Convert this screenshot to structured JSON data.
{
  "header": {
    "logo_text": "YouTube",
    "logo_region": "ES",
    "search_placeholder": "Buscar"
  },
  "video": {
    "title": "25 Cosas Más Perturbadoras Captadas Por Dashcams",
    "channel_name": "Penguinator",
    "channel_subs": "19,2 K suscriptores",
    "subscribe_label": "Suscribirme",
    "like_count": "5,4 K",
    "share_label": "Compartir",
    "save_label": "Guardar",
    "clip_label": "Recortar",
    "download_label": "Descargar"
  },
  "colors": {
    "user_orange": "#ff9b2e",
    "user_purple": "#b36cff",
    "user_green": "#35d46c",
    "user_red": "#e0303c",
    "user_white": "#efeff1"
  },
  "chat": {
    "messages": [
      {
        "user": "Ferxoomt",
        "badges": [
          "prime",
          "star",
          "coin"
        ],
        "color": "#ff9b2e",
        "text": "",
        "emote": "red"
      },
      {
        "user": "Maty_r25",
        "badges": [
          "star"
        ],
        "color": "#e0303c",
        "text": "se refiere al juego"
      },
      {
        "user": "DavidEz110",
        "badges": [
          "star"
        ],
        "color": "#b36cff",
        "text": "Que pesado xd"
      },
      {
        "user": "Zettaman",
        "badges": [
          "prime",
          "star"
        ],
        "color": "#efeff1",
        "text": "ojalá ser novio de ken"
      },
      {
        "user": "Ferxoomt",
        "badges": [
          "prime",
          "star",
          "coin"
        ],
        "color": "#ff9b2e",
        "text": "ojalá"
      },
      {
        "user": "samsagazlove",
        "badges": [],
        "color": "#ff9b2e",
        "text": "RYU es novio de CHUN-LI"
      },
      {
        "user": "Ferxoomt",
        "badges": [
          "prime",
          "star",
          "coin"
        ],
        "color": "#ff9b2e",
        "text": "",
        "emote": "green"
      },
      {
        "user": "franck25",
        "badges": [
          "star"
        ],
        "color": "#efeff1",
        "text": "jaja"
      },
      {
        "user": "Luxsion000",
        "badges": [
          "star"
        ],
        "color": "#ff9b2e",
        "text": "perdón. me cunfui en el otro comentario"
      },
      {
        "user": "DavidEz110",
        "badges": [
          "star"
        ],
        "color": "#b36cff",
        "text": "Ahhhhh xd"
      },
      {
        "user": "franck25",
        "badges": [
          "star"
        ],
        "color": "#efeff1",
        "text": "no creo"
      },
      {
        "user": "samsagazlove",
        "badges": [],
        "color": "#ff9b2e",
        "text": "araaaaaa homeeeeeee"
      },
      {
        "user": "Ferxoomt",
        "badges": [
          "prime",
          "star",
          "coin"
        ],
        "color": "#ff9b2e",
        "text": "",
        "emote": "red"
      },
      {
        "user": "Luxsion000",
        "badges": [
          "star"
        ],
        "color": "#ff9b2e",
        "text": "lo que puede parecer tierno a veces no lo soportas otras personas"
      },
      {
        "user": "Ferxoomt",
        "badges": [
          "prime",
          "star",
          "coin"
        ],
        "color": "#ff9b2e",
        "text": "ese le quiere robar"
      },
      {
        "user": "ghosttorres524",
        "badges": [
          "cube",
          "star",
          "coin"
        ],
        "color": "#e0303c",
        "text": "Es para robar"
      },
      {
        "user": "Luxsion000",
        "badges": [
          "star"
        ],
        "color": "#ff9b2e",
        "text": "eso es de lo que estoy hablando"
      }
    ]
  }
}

Requirements:
Copy the records above exactly as they appear.

Written answer:
Convert this screenshot to structured JSON data.
{
  "header": {
    "logo_text": "YouTube",
    "logo_region": "ES",
    "search_placeholder": "Buscar"
  },
  "video": {
    "title": "25 Cosas Más Perturbadoras Captadas Por Dashcams",
    "channel_name": "Penguinator",
    "channel_subs": "19,2 K suscriptores",
    "subscribe_label": "Suscribirme",
    "like_count": "5,4 K",
    "share_label": "Compartir",
    "save_label": "Guardar",
    "clip_label": "Recortar",
    "download_label": "Descargar"
  },
  "colors": {
    "user_orange": "#ff9b2e",
    "user_purple": "#b36cff",
    "user_green": "#35d46c",
    "user_red": "#e0303c",
    "user_white": "#efeff1"
  },
  "chat": {
    "messages": [
      {
        "user": "Ferxoomt",
        "badges": [
          "prime",
          "star",
          "coin"
        ],
        "color": "#ff9b2e",
        "text": "",
        "emote": "red"
      },
      {
        "user": "Maty_r25",
        "badges": [
          "star"
        ],
        "color": "#e0303c",
        "text": "se refiere al juego"
      },
      {
        "user": "DavidEz110",
        "badges": [
          "star"
        ],
        "color": "#b36cff",
        "text": "Que pesado xd"
      },
      {
        "user": "Zettaman",
        "badges": [
          "prime",
          "star"
        ],
        "color": "#efeff1",
        "text": "ojalá ser novio de ken"
      },
      {
        "user": "Ferxoomt",
        "badges": [
          "prime",
          "star",
          "coin"
        ],
        "color": "#ff9b2e",
        "text": "ojalá"
      },
      {
        "user": "samsagazlove",
        "badges": [],
        "color": "#ff9b2e",
        "text": "RYU es novio de CHUN-LI"
      },
      {
        "user": "Ferxoomt",
        "badges": [
          "prime",
          "star",
          "coin"
        ],
        "color": "#ff9b2e",
        "text": "",
        "emote": "green"
      },
      {
        "user": "franck25",
        "badges": [
          "star"
        ],
        "color": "#efeff1",
        "text": "jaja"
      },
      {
        "user": "Luxsion000",
        "badges": [
          "star"
        ],
        "color": "#ff9b2e",
        "text": "perdón. me cunfui en el otro comentario"
      },
      {
        "user": "DavidEz110",
        "badges": [
          "star"
        ],
        "color": "#b36cff",
        "text": "Ahhhhh xd"
      },
      {
        "user": "franck25",
        "badges": [
          "star"
        ],
        "color": "#efeff1",
        "text": "no creo"
      },
      {
        "user": "samsagazlove",
        "badges": [],
        "color": "#ff9b2e",
        "text": "araaaaaa homeeeeeee"
      },
      {
        "user": "Ferxoomt",
        "badges": [
          "prime",
          "star",
          "coin"
        ],
        "color": "#ff9b2e",
        "text": "",
        "emote": "red"
      },
      {
        "user": "Luxsion000",
        "badges": [
          "star"
        ],
        "color": "#ff9b2e",
        "text": "lo que puede parecer tierno a veces no lo soportas otras personas"
      },
      {
        "user": "Ferxoomt",
        "badges": [
          "prime",
          "star",
          "coin"
        ],
        "color": "#ff9b2e",
        "text": "ese le quiere robar"
      },
      {
        "user": "ghosttorres524",
        "badges": [
          "cube",
          "star",
          "coin"
        ],
        "color": "#e0303c",
        "text": "Es para robar"
      },
      {
        "user": "Luxsion000",
        "badges": [
          "star"
        ],
        "color": "#ff9b2e",
        "text": "eso es de lo que estoy hablando"
      }
    ]
  }
}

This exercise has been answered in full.